• **Assignment A**
According to the weft yarn distribution text, what holds the first and second parts in their operating position?
• **Assignment B**
Extract from the weft yarn distribution text the passage starting with "Published European application" and going on through "of a rotor.".

• **Text block**

======

Abstract:
A device for the distribution of weft yarns into weft ducts of a rotor of a series shed loom has a first part (7) rotating with the rotor (2) with transfer ducts (11) for the weft yarns and a second part (8) which is nonrotatable in relation to the rotor (2) and has connecting ducts (10) for the weft yarns. The parts (7, 8) are axially aligned and movable with respect to one another and energy storing devices (24) hold them in an operating position so that there is a gap between opposing faces of the first and second parts (7, 8). An adjustable support structure permits adjustment of the gap width and then keeps it constant. The second part is connected to an operating mechanism (3) which pulls the second part (8) into an open position to thereby provide access to the transfer and connecting ducts (10, 11) for the weft yarns.

Description:
BACKGROUND OF THE INVENTION 
     The present invention relates to a device for the distribution of weft threads and also to a series shed loom having a weft thread distribution device. 
     Published European application EP-A-433 216 discloses a device for the distribution of weft threads, which comprises a fixed part and a part rotating with the rotor, which are disposed axially and at a distance from one another so that there is a gap between the opposite faces of the parts. The fixed part is retained by energy storing devices in an operating position in order to perform, with low acceleration forces, the distribution of the weft threads and the transfer to the different weft ducts of a rotor.

======

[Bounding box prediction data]
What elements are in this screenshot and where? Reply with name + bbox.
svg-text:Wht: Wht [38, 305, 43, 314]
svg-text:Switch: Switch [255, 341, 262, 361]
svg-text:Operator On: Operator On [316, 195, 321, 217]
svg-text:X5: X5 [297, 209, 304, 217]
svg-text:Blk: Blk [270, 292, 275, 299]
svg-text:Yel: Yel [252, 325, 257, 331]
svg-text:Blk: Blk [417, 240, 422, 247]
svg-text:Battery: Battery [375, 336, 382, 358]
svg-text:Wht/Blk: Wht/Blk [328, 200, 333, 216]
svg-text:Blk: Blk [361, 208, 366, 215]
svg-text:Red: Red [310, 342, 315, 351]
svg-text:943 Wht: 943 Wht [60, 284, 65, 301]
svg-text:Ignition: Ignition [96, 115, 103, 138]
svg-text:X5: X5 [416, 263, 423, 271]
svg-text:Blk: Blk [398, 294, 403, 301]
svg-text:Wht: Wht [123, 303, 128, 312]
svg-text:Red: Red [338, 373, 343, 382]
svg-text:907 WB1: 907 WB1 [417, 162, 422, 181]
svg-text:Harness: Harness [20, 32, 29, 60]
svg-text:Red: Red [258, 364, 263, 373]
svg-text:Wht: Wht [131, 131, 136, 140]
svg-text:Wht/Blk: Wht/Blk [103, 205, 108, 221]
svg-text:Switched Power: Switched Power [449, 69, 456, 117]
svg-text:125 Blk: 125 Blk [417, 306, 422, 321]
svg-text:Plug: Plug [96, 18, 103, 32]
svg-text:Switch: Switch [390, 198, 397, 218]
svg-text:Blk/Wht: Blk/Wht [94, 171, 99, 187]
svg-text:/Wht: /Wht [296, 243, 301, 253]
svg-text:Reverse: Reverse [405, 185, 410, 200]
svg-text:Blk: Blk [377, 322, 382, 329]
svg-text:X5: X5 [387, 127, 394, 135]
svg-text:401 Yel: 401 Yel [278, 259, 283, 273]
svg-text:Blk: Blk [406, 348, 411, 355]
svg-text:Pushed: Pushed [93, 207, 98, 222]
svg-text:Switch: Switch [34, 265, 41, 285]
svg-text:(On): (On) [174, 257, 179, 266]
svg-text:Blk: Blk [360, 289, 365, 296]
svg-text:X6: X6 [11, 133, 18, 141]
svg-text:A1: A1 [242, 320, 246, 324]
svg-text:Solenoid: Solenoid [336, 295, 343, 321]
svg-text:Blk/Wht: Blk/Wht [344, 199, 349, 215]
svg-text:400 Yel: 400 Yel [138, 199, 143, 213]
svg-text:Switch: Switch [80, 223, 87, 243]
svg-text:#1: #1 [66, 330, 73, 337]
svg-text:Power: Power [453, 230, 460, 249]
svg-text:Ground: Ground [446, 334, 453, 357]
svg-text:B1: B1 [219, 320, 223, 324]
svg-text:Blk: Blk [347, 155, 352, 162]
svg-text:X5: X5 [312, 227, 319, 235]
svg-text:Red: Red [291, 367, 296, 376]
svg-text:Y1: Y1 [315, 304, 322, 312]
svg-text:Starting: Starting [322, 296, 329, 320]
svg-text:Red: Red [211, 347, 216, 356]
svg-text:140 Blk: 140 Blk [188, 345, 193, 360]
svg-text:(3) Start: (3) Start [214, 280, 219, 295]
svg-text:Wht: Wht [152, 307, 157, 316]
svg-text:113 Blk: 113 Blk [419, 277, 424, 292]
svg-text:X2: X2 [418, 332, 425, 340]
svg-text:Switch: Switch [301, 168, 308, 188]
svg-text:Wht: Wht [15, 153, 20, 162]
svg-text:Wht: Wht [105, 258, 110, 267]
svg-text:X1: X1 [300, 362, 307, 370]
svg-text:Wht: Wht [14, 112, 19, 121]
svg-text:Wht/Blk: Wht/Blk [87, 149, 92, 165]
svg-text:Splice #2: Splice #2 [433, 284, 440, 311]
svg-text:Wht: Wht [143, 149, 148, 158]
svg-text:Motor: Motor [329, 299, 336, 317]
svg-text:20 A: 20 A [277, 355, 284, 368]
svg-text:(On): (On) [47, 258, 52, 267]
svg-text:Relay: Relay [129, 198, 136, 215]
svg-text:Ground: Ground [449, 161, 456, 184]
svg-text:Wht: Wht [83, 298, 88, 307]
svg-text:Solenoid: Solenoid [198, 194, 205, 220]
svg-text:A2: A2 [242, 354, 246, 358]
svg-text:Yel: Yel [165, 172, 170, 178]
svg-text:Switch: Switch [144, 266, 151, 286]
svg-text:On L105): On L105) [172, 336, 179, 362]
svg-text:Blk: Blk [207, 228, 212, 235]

======

• **Answer area A**
Energy storing devices (24) hold them in the operating position.

• **Answer area B**
Published European application EP-A-433 216 discloses a device for the distribution of weft threads, which comprises a fixed part and a part rotating with the rotor, which are disposed axially and at a distance from one another so that there is a gap between the opposite faces of the parts. The fixed part is retained by energy storing devices in an operating position in order to perform, with low acceleration forces, the distribution of the weft threads and the transfer to the different weft ducts of a rotor.